→ **The request**
Find out how many lines of the material contain the string "μέλλον" and give only that figure.

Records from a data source

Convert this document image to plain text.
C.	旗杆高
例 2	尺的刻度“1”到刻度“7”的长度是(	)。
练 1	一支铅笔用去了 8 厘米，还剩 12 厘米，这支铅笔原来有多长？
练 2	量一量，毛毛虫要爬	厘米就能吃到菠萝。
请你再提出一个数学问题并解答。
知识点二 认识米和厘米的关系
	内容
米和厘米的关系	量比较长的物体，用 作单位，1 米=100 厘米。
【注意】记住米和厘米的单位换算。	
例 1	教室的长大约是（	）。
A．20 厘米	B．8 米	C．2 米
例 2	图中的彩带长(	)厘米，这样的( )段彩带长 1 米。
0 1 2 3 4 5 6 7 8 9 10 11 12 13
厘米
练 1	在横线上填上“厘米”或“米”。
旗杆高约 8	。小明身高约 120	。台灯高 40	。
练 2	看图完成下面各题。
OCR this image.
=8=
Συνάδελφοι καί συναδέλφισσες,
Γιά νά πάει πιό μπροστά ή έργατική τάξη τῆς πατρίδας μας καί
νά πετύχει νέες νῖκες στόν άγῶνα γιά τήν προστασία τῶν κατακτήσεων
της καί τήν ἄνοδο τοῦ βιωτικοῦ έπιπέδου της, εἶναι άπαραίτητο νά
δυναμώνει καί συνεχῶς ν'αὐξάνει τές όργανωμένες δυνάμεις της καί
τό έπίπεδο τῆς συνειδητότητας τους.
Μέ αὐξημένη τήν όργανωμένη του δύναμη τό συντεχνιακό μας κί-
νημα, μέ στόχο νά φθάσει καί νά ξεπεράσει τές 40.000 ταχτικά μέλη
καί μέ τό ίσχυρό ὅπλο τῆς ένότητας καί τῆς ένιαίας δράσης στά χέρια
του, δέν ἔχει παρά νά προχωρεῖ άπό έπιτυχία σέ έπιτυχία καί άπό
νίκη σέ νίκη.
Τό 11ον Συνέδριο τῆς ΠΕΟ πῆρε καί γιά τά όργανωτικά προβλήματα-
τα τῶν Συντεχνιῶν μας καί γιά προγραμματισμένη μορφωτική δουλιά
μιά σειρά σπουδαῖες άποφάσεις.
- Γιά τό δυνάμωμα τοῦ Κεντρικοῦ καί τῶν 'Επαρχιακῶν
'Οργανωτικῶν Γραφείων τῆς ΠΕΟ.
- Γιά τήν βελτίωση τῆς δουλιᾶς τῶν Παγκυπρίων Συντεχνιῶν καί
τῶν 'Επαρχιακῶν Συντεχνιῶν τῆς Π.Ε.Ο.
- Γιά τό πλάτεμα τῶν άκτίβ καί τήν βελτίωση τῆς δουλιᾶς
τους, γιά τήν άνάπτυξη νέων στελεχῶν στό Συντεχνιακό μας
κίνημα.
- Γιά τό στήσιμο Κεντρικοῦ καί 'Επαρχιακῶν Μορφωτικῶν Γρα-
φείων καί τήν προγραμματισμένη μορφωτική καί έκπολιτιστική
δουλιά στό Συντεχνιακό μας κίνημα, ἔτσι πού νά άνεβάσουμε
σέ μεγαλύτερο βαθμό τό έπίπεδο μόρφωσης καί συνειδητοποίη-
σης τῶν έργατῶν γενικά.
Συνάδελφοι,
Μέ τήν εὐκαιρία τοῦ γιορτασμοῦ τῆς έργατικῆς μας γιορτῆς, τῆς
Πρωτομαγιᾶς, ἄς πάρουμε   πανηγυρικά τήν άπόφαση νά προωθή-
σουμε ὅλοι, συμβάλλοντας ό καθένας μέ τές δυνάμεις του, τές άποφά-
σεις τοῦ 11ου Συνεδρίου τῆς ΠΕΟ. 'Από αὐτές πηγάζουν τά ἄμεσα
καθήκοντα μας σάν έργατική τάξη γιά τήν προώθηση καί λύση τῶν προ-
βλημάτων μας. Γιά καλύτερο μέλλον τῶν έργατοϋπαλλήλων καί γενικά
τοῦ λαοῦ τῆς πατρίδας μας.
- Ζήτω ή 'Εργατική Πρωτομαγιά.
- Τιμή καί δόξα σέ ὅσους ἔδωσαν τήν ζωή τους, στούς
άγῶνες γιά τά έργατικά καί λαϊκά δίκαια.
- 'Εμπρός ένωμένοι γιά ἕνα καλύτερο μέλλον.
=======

→ **Result for this exercise**
2